**Your instructions:** Rewrite the listing below, substituting "Cellar" for every instance of "Cave" and keeping everything else the same.

Dataset excerpt
——

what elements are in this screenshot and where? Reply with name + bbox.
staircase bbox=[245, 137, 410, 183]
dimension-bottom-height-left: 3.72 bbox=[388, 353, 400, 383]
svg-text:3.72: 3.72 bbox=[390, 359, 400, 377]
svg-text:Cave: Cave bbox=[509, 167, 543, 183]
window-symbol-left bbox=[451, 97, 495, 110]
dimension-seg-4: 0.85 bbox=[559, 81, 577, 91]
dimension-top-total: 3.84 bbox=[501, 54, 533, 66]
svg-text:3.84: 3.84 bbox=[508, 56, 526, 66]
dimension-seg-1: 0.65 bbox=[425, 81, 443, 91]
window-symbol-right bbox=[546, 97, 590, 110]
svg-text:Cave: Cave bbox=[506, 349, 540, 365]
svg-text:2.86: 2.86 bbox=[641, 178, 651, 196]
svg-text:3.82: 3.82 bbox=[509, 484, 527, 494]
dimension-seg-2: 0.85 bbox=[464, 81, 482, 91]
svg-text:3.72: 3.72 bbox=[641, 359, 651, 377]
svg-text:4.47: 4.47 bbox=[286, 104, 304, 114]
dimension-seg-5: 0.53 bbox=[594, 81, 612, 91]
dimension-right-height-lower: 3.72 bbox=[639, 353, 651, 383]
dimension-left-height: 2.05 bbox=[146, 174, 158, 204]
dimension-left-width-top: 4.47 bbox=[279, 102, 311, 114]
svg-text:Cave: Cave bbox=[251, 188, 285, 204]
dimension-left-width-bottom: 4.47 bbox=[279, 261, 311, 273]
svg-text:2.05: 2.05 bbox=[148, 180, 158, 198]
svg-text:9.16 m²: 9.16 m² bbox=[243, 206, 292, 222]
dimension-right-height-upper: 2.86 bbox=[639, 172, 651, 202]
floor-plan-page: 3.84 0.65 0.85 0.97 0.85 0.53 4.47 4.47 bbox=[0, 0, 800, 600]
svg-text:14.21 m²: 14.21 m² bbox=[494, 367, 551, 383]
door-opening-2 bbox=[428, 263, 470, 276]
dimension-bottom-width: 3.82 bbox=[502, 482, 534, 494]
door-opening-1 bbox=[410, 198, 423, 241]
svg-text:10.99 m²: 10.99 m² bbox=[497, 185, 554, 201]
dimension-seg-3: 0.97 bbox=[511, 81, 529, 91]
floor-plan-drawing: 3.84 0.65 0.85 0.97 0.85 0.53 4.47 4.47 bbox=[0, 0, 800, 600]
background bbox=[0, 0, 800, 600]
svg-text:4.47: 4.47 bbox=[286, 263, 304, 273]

——

**Answer to the exercise:**
what elements are in this screenshot and where? Reply with name + bbox.
staircase bbox=[245, 137, 410, 183]
dimension-bottom-height-left: 3.72 bbox=[388, 353, 400, 383]
svg-text:3.72: 3.72 bbox=[390, 359, 400, 377]
svg-text:Cellar: Cellar bbox=[509, 167, 543, 183]
window-symbol-left bbox=[451, 97, 495, 110]
dimension-seg-4: 0.85 bbox=[559, 81, 577, 91]
dimension-top-total: 3.84 bbox=[501, 54, 533, 66]
svg-text:3.84: 3.84 bbox=[508, 56, 526, 66]
dimension-seg-1: 0.65 bbox=[425, 81, 443, 91]
window-symbol-right bbox=[546, 97, 590, 110]
svg-text:Cellar: Cellar bbox=[506, 349, 540, 365]
svg-text:2.86: 2.86 bbox=[641, 178, 651, 196]
svg-text:3.82: 3.82 bbox=[509, 484, 527, 494]
dimension-seg-2: 0.85 bbox=[464, 81, 482, 91]
svg-text:3.72: 3.72 bbox=[641, 359, 651, 377]
svg-text:4.47: 4.47 bbox=[286, 104, 304, 114]
dimension-seg-5: 0.53 bbox=[594, 81, 612, 91]
dimension-right-height-lower: 3.72 bbox=[639, 353, 651, 383]
dimension-left-height: 2.05 bbox=[146, 174, 158, 204]
dimension-left-width-top: 4.47 bbox=[279, 102, 311, 114]
svg-text:Cellar: Cellar bbox=[251, 188, 285, 204]
dimension-left-width-bottom: 4.47 bbox=[279, 261, 311, 273]
svg-text:2.05: 2.05 bbox=[148, 180, 158, 198]
svg-text:9.16 m²: 9.16 m² bbox=[243, 206, 292, 222]
dimension-right-height-upper: 2.86 bbox=[639, 172, 651, 202]
floor-plan-page: 3.84 0.65 0.85 0.97 0.85 0.53 4.47 4.47 bbox=[0, 0, 800, 600]
svg-text:14.21 m²: 14.21 m² bbox=[494, 367, 551, 383]
door-opening-2 bbox=[428, 263, 470, 276]
dimension-bottom-width: 3.82 bbox=[502, 482, 534, 494]
door-opening-1 bbox=[410, 198, 423, 241]
svg-text:10.99 m²: 10.99 m² bbox=[497, 185, 554, 201]
dimension-seg-3: 0.97 bbox=[511, 81, 529, 91]
floor-plan-drawing: 3.84 0.65 0.85 0.97 0.85 0.53 4.47 4.47 bbox=[0, 0, 800, 600]
background bbox=[0, 0, 800, 600]
svg-text:4.47: 4.47 bbox=[286, 263, 304, 273]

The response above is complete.